[Element placement data]
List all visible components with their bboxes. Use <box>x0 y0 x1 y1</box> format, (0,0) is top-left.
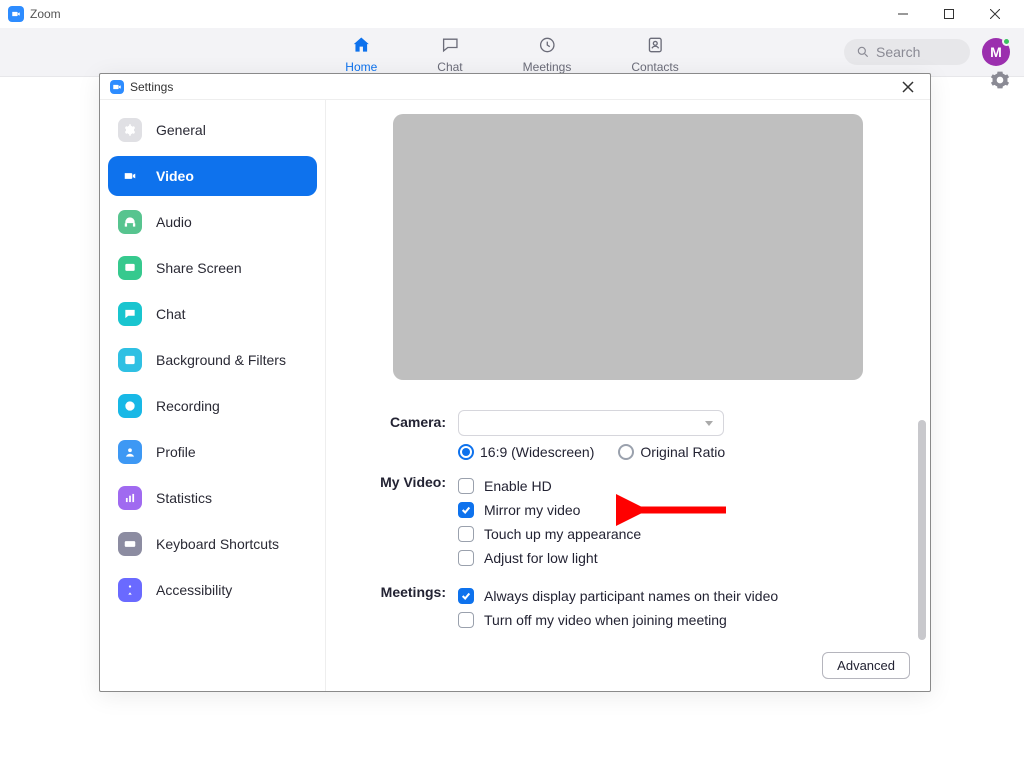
sidebar-item-label: Audio <box>156 214 192 230</box>
minimize-button[interactable] <box>880 0 926 28</box>
main-toolbar: Home Chat Meetings Contacts Search M <box>0 28 1024 77</box>
checkbox-icon <box>458 550 474 566</box>
avatar[interactable]: M <box>982 38 1010 66</box>
checkbox-icon <box>458 478 474 494</box>
check-label: Touch up my appearance <box>484 526 641 542</box>
sidebar-item-chat[interactable]: Chat <box>108 294 317 334</box>
gear-icon <box>118 118 142 142</box>
check-label: Turn off my video when joining meeting <box>484 612 727 628</box>
search-input[interactable]: Search <box>844 39 970 65</box>
contacts-icon <box>645 35 665 58</box>
sidebar-item-share-screen[interactable]: Share Screen <box>108 248 317 288</box>
recording-icon <box>118 394 142 418</box>
zoom-app-icon <box>110 80 124 94</box>
dialog-header: Settings <box>100 74 930 100</box>
radio-label: Original Ratio <box>640 444 725 460</box>
window-titlebar: Zoom <box>0 0 1024 28</box>
video-icon <box>118 164 142 188</box>
ratio-widescreen-radio[interactable]: 16:9 (Widescreen) <box>458 444 594 460</box>
radio-label: 16:9 (Widescreen) <box>480 444 594 460</box>
nav-label: Meetings <box>523 60 572 74</box>
radio-icon <box>458 444 474 460</box>
maximize-button[interactable] <box>926 0 972 28</box>
sidebar-item-video[interactable]: Video <box>108 156 317 196</box>
sidebar-item-label: Statistics <box>156 490 212 506</box>
sidebar-item-label: Chat <box>156 306 186 322</box>
nav-chat[interactable]: Chat <box>431 28 468 76</box>
video-preview <box>393 114 863 380</box>
nav-home[interactable]: Home <box>339 28 383 76</box>
adjust-low-light-checkbox[interactable]: Adjust for low light <box>458 550 894 566</box>
sidebar-item-label: Accessibility <box>156 582 232 598</box>
sidebar-item-recording[interactable]: Recording <box>108 386 317 426</box>
home-icon <box>351 35 371 58</box>
display-names-checkbox[interactable]: Always display participant names on thei… <box>458 588 894 604</box>
nav-label: Home <box>345 60 377 74</box>
share-screen-icon <box>118 256 142 280</box>
sidebar-item-keyboard-shortcuts[interactable]: Keyboard Shortcuts <box>108 524 317 564</box>
profile-icon <box>118 440 142 464</box>
settings-content: Camera: 16:9 (Widescreen) Original Ratio <box>326 100 930 691</box>
settings-dialog: Settings General Video Audio Share Scree… <box>99 73 931 692</box>
radio-icon <box>618 444 634 460</box>
checkbox-icon <box>458 588 474 604</box>
sidebar-item-label: Recording <box>156 398 220 414</box>
check-label: Always display participant names on thei… <box>484 588 778 604</box>
window-title: Zoom <box>30 7 61 21</box>
headphones-icon <box>118 210 142 234</box>
clock-icon <box>537 35 557 58</box>
gear-icon <box>990 70 1010 90</box>
checkbox-icon <box>458 612 474 628</box>
search-placeholder: Search <box>876 44 920 60</box>
camera-label: Camera: <box>362 410 458 430</box>
nav-label: Chat <box>437 60 462 74</box>
sidebar-item-label: Keyboard Shortcuts <box>156 536 279 552</box>
settings-gear-button[interactable] <box>990 70 1010 93</box>
keyboard-icon <box>118 532 142 556</box>
check-label: Mirror my video <box>484 502 580 518</box>
sidebar-item-background-filters[interactable]: Background & Filters <box>108 340 317 380</box>
zoom-app-icon <box>8 6 24 22</box>
ratio-original-radio[interactable]: Original Ratio <box>618 444 725 460</box>
avatar-initial: M <box>990 44 1002 60</box>
sidebar-item-audio[interactable]: Audio <box>108 202 317 242</box>
my-video-label: My Video: <box>362 470 458 490</box>
camera-dropdown[interactable] <box>458 410 724 436</box>
sidebar-item-statistics[interactable]: Statistics <box>108 478 317 518</box>
statistics-icon <box>118 486 142 510</box>
enable-hd-checkbox[interactable]: Enable HD <box>458 478 894 494</box>
checkbox-icon <box>458 526 474 542</box>
sidebar-item-profile[interactable]: Profile <box>108 432 317 472</box>
accessibility-icon <box>118 578 142 602</box>
sidebar-item-label: General <box>156 122 206 138</box>
close-dialog-button[interactable] <box>896 75 920 99</box>
search-icon <box>856 45 870 59</box>
sidebar-item-label: Background & Filters <box>156 352 286 368</box>
sidebar-item-label: Video <box>156 168 194 184</box>
chat-icon <box>118 302 142 326</box>
background-icon <box>118 348 142 372</box>
close-window-button[interactable] <box>972 0 1018 28</box>
settings-sidebar: General Video Audio Share Screen Chat Ba… <box>100 100 326 691</box>
sidebar-item-accessibility[interactable]: Accessibility <box>108 570 317 610</box>
advanced-button[interactable]: Advanced <box>822 652 910 679</box>
presence-indicator <box>1002 37 1011 46</box>
touch-up-checkbox[interactable]: Touch up my appearance <box>458 526 894 542</box>
sidebar-item-general[interactable]: General <box>108 110 317 150</box>
nav-label: Contacts <box>631 60 678 74</box>
sidebar-item-label: Share Screen <box>156 260 242 276</box>
sidebar-item-label: Profile <box>156 444 196 460</box>
dialog-title: Settings <box>130 80 173 94</box>
chat-icon <box>440 35 460 58</box>
check-label: Adjust for low light <box>484 550 598 566</box>
nav-meetings[interactable]: Meetings <box>517 28 578 76</box>
check-label: Enable HD <box>484 478 552 494</box>
meetings-label: Meetings: <box>362 580 458 600</box>
checkbox-icon <box>458 502 474 518</box>
nav-contacts[interactable]: Contacts <box>625 28 684 76</box>
mirror-video-checkbox[interactable]: Mirror my video <box>458 502 894 518</box>
vertical-scrollbar[interactable] <box>918 420 926 640</box>
turn-off-video-checkbox[interactable]: Turn off my video when joining meeting <box>458 612 894 628</box>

__What to do__
Rewrite the entire listing with every "check-label" changed to "checkbox-label", keeping everything else the same. Leave out the picture lines.

__Result of the task__
List all visible components with their bboxes. Use <box>x0 y0 x1 y1</box> format, (0,0) is top-left.
sidebar-item-label: Audio <box>156 214 192 230</box>
minimize-button[interactable] <box>880 0 926 28</box>
main-toolbar: Home Chat Meetings Contacts Search M <box>0 28 1024 77</box>
checkbox-icon <box>458 550 474 566</box>
avatar[interactable]: M <box>982 38 1010 66</box>
checkbox-icon <box>458 478 474 494</box>
checkbox-label: Touch up my appearance <box>484 526 641 542</box>
sidebar-item-chat[interactable]: Chat <box>108 294 317 334</box>
gear-icon <box>118 118 142 142</box>
checkbox-label: Turn off my video when joining meeting <box>484 612 727 628</box>
search-input[interactable]: Search <box>844 39 970 65</box>
contacts-icon <box>645 35 665 58</box>
sidebar-item-share-screen[interactable]: Share Screen <box>108 248 317 288</box>
recording-icon <box>118 394 142 418</box>
zoom-app-icon <box>110 80 124 94</box>
dialog-header: Settings <box>100 74 930 100</box>
radio-label: Original Ratio <box>640 444 725 460</box>
window-titlebar: Zoom <box>0 0 1024 28</box>
video-icon <box>118 164 142 188</box>
ratio-widescreen-radio[interactable]: 16:9 (Widescreen) <box>458 444 594 460</box>
radio-label: 16:9 (Widescreen) <box>480 444 594 460</box>
nav-label: Meetings <box>523 60 572 74</box>
radio-icon <box>458 444 474 460</box>
maximize-button[interactable] <box>926 0 972 28</box>
sidebar-item-video[interactable]: Video <box>108 156 317 196</box>
sidebar-item-label: Statistics <box>156 490 212 506</box>
sidebar-item-label: Chat <box>156 306 186 322</box>
nav-chat[interactable]: Chat <box>431 28 468 76</box>
video-preview <box>393 114 863 380</box>
nav-home[interactable]: Home <box>339 28 383 76</box>
adjust-low-light-checkbox[interactable]: Adjust for low light <box>458 550 894 566</box>
sidebar-item-label: Accessibility <box>156 582 232 598</box>
sidebar-item-recording[interactable]: Recording <box>108 386 317 426</box>
home-icon <box>351 35 371 58</box>
display-names-checkbox[interactable]: Always display participant names on thei… <box>458 588 894 604</box>
nav-label: Home <box>345 60 377 74</box>
share-screen-icon <box>118 256 142 280</box>
sidebar-item-keyboard-shortcuts[interactable]: Keyboard Shortcuts <box>108 524 317 564</box>
profile-icon <box>118 440 142 464</box>
settings-content: Camera: 16:9 (Widescreen) Original Ratio <box>326 100 930 691</box>
settings-dialog: Settings General Video Audio Share Scree… <box>99 73 931 692</box>
radio-icon <box>618 444 634 460</box>
checkbox-icon <box>458 588 474 604</box>
sidebar-item-label: Recording <box>156 398 220 414</box>
checkbox-label: Always display participant names on thei… <box>484 588 778 604</box>
window-title: Zoom <box>30 7 61 21</box>
headphones-icon <box>118 210 142 234</box>
clock-icon <box>537 35 557 58</box>
gear-icon <box>990 70 1010 90</box>
checkbox-icon <box>458 612 474 628</box>
search-placeholder: Search <box>876 44 920 60</box>
camera-label: Camera: <box>362 410 458 430</box>
nav-label: Chat <box>437 60 462 74</box>
sidebar-item-label: Keyboard Shortcuts <box>156 536 279 552</box>
settings-gear-button[interactable] <box>990 70 1010 93</box>
keyboard-icon <box>118 532 142 556</box>
checkbox-label: Mirror my video <box>484 502 580 518</box>
sidebar-item-background-filters[interactable]: Background & Filters <box>108 340 317 380</box>
zoom-app-icon <box>8 6 24 22</box>
ratio-original-radio[interactable]: Original Ratio <box>618 444 725 460</box>
avatar-initial: M <box>990 44 1002 60</box>
sidebar-item-audio[interactable]: Audio <box>108 202 317 242</box>
my-video-label: My Video: <box>362 470 458 490</box>
camera-dropdown[interactable] <box>458 410 724 436</box>
sidebar-item-statistics[interactable]: Statistics <box>108 478 317 518</box>
statistics-icon <box>118 486 142 510</box>
enable-hd-checkbox[interactable]: Enable HD <box>458 478 894 494</box>
checkbox-icon <box>458 526 474 542</box>
sidebar-item-profile[interactable]: Profile <box>108 432 317 472</box>
accessibility-icon <box>118 578 142 602</box>
sidebar-item-label: General <box>156 122 206 138</box>
close-dialog-button[interactable] <box>896 75 920 99</box>
search-icon <box>856 45 870 59</box>
sidebar-item-label: Background & Filters <box>156 352 286 368</box>
sidebar-item-label: Video <box>156 168 194 184</box>
chat-icon <box>118 302 142 326</box>
background-icon <box>118 348 142 372</box>
close-window-button[interactable] <box>972 0 1018 28</box>
settings-sidebar: General Video Audio Share Screen Chat Ba… <box>100 100 326 691</box>
sidebar-item-accessibility[interactable]: Accessibility <box>108 570 317 610</box>
advanced-button[interactable]: Advanced <box>822 652 910 679</box>
presence-indicator <box>1002 37 1011 46</box>
touch-up-checkbox[interactable]: Touch up my appearance <box>458 526 894 542</box>
sidebar-item-general[interactable]: General <box>108 110 317 150</box>
nav-label: Contacts <box>631 60 678 74</box>
sidebar-item-label: Share Screen <box>156 260 242 276</box>
sidebar-item-label: Profile <box>156 444 196 460</box>
dialog-title: Settings <box>130 80 173 94</box>
chat-icon <box>440 35 460 58</box>
checkbox-label: Adjust for low light <box>484 550 598 566</box>
nav-meetings[interactable]: Meetings <box>517 28 578 76</box>
checkbox-label: Enable HD <box>484 478 552 494</box>
meetings-label: Meetings: <box>362 580 458 600</box>
checkbox-icon <box>458 502 474 518</box>
nav-contacts[interactable]: Contacts <box>625 28 684 76</box>
mirror-video-checkbox[interactable]: Mirror my video <box>458 502 894 518</box>
vertical-scrollbar[interactable] <box>918 420 926 640</box>
turn-off-video-checkbox[interactable]: Turn off my video when joining meeting <box>458 612 894 628</box>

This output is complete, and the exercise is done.